- Extracted information:
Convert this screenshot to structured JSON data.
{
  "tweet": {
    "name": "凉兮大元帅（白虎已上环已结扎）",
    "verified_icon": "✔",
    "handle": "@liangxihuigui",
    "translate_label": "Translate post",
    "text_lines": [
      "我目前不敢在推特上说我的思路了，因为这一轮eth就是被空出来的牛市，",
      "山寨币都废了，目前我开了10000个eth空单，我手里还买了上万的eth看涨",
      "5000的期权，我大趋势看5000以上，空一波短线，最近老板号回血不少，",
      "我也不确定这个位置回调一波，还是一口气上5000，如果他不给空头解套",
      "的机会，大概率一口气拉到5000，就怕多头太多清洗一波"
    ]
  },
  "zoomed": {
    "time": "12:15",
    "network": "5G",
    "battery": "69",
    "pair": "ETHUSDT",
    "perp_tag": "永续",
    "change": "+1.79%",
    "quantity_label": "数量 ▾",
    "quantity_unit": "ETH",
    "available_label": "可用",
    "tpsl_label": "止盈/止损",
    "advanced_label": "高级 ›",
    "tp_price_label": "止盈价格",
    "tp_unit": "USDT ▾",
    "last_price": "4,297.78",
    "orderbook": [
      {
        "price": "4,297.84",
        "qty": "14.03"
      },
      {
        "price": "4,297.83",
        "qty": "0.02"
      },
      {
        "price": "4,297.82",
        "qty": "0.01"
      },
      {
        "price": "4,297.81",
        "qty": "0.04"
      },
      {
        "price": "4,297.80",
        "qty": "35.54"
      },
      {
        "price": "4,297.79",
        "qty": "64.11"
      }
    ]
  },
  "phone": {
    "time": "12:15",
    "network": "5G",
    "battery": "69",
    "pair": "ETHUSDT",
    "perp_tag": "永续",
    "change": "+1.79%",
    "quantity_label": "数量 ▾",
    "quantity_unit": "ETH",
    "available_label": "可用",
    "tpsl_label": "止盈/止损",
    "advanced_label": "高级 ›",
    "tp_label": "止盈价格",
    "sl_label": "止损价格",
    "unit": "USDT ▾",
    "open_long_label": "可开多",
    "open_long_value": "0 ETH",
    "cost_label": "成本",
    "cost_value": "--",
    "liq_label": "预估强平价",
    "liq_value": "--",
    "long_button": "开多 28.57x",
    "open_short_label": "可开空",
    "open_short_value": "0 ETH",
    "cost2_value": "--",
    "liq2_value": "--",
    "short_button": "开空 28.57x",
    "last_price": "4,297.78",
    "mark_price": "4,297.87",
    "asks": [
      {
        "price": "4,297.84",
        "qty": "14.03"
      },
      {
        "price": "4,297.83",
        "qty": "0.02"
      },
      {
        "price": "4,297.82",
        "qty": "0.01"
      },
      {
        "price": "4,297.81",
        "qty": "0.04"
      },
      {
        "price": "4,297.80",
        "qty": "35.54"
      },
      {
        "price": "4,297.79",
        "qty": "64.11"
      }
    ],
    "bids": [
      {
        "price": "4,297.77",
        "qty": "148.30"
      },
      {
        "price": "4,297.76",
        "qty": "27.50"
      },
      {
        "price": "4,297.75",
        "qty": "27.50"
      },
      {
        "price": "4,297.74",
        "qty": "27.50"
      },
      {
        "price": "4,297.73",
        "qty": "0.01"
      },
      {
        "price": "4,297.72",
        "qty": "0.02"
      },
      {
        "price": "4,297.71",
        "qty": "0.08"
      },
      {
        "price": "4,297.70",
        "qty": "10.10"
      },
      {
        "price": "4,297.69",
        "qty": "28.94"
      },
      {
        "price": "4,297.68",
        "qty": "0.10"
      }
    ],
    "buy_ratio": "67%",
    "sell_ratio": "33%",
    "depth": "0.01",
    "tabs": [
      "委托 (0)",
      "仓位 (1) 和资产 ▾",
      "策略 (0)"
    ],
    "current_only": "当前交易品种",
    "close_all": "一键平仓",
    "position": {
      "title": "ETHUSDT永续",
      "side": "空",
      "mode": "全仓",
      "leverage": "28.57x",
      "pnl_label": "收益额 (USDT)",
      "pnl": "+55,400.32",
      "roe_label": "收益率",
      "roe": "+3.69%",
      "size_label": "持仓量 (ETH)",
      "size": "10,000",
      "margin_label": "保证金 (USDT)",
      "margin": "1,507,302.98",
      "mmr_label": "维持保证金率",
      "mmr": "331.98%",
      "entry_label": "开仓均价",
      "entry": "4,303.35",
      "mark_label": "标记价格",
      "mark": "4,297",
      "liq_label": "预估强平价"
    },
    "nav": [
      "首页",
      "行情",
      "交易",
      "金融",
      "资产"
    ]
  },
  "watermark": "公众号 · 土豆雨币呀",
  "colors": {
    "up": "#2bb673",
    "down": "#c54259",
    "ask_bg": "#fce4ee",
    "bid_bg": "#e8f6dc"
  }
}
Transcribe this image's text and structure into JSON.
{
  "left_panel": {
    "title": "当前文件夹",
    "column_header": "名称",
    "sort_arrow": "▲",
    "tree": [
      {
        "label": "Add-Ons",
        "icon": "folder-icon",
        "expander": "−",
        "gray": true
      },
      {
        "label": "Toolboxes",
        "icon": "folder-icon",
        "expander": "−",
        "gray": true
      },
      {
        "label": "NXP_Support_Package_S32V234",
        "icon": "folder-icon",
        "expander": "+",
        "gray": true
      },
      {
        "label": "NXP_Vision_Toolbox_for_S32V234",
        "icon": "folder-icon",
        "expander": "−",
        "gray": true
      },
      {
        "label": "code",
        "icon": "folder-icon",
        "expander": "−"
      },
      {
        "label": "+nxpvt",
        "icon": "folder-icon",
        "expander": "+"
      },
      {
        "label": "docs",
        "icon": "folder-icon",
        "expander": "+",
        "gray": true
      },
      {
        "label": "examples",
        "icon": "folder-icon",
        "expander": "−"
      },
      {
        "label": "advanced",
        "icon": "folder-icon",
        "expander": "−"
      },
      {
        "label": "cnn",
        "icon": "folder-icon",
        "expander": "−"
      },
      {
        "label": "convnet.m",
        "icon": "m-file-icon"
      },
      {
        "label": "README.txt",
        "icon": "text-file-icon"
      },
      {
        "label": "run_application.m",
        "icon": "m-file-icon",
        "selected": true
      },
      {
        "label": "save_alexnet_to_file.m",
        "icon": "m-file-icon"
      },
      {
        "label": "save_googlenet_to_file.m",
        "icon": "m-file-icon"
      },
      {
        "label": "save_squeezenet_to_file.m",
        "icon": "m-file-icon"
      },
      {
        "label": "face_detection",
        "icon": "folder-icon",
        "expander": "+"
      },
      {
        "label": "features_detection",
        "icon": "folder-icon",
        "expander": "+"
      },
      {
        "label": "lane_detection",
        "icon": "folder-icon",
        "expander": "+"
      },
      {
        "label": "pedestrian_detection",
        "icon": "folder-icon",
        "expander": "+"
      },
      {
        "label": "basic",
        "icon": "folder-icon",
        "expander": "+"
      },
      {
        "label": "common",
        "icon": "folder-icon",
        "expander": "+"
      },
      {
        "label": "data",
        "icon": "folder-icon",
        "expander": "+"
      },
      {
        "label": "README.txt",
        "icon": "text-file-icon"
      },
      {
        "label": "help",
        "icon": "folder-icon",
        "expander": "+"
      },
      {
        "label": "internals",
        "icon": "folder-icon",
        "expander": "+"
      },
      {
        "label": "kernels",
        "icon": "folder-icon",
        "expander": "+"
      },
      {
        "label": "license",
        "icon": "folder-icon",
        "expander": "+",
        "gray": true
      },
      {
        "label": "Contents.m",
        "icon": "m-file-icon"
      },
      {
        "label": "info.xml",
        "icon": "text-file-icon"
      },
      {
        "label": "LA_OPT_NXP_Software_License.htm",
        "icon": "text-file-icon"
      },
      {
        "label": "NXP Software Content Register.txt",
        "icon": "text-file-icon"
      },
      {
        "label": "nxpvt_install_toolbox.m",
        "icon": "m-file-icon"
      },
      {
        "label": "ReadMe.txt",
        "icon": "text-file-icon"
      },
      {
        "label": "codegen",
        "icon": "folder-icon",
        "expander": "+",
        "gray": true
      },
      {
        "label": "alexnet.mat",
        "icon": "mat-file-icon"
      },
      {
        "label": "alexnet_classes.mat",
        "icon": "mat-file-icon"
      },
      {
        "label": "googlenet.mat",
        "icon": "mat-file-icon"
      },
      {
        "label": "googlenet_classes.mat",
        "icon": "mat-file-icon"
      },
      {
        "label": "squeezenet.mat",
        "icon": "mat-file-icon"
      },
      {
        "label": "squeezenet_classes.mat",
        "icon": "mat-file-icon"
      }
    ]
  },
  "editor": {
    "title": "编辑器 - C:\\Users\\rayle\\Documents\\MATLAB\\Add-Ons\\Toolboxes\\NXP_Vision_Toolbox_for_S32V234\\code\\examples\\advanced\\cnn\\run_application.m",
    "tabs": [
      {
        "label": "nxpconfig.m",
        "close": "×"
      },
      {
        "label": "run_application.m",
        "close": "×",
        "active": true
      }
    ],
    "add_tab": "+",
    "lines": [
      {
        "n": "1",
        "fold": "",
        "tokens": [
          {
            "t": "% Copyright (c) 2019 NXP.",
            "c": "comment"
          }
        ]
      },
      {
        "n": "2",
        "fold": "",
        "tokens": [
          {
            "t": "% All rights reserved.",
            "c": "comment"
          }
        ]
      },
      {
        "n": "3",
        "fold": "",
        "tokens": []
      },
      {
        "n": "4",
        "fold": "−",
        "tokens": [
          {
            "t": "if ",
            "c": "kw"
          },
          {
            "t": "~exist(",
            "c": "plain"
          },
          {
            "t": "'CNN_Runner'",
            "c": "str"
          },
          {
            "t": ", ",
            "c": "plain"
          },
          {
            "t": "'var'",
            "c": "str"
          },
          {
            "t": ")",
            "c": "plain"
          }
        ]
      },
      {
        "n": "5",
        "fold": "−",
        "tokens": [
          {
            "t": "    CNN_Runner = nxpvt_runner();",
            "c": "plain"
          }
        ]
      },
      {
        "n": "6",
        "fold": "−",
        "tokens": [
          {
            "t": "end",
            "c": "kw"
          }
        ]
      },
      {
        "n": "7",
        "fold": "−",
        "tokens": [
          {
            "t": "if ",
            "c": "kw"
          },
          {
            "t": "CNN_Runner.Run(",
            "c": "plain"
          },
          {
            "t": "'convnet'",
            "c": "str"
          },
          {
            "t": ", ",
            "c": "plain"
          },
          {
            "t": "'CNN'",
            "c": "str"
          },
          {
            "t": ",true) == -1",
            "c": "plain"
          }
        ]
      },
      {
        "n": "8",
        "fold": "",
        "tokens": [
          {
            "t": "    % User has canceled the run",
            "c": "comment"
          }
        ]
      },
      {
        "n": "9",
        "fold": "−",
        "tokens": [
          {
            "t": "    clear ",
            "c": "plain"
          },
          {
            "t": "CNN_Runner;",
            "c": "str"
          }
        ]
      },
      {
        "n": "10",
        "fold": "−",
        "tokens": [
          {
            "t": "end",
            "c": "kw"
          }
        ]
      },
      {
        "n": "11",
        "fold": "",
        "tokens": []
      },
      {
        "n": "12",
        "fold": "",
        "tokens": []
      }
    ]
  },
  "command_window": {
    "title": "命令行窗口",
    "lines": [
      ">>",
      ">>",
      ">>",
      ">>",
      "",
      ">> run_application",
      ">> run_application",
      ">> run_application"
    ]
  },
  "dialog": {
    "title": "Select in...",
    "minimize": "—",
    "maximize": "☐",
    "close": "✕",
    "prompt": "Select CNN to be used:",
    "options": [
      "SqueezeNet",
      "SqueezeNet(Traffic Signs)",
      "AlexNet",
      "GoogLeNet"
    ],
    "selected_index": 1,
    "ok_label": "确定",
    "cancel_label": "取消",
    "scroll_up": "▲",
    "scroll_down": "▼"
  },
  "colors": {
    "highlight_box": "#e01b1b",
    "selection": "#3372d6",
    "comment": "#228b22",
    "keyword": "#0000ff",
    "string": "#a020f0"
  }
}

- The problem: Copy all lines of the material above where the string "data" occurs.

- Result of the exercise:
Convert this screenshot to structured JSON data.
        "label": "data",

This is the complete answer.